● WORK INSTRUCTIONS
Output the material below in full, exactly as it is.

[Records from a dataset]
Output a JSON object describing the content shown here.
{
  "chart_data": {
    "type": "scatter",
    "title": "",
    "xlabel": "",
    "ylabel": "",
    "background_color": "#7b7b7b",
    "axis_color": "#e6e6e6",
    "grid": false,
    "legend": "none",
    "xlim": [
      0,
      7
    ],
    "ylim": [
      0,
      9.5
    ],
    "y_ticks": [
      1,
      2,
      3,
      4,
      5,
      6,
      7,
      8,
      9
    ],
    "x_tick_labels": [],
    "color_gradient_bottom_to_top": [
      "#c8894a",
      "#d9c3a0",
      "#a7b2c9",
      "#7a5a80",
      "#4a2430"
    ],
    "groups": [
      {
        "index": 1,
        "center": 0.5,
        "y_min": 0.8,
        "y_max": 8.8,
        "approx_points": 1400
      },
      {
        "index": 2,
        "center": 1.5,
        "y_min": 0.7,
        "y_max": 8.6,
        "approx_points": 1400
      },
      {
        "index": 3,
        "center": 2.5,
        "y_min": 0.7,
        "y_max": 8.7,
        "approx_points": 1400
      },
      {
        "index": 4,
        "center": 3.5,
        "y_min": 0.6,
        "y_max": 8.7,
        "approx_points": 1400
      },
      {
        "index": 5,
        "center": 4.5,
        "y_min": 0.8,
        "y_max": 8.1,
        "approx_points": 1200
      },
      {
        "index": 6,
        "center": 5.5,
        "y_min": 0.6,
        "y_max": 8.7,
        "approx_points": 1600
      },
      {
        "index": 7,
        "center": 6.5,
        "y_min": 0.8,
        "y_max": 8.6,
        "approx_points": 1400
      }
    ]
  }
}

● EXPECTED ANSWER
Output a JSON object describing the content shown here.
{
  "chart_data": {
    "type": "scatter",
    "title": "",
    "xlabel": "",
    "ylabel": "",
    "background_color": "#7b7b7b",
    "axis_color": "#e6e6e6",
    "grid": false,
    "legend": "none",
    "xlim": [
      0,
      7
    ],
    "ylim": [
      0,
      9.5
    ],
    "y_ticks": [
      1,
      2,
      3,
      4,
      5,
      6,
      7,
      8,
      9
    ],
    "x_tick_labels": [],
    "color_gradient_bottom_to_top": [
      "#c8894a",
      "#d9c3a0",
      "#a7b2c9",
      "#7a5a80",
      "#4a2430"
    ],
    "groups": [
      {
        "index": 1,
        "center": 0.5,
        "y_min": 0.8,
        "y_max": 8.8,
        "approx_points": 1400
      },
      {
        "index": 2,
        "center": 1.5,
        "y_min": 0.7,
        "y_max": 8.6,
        "approx_points": 1400
      },
      {
        "index": 3,
        "center": 2.5,
        "y_min": 0.7,
        "y_max": 8.7,
        "approx_points": 1400
      },
      {
        "index": 4,
        "center": 3.5,
        "y_min": 0.6,
        "y_max": 8.7,
        "approx_points": 1400
      },
      {
        "index": 5,
        "center": 4.5,
        "y_min": 0.8,
        "y_max": 8.1,
        "approx_points": 1200
      },
      {
        "index": 6,
        "center": 5.5,
        "y_min": 0.6,
        "y_max": 8.7,
        "approx_points": 1600
      },
      {
        "index": 7,
        "center": 6.5,
        "y_min": 0.8,
        "y_max": 8.6,
        "approx_points": 1400
      }
    ]
  }
}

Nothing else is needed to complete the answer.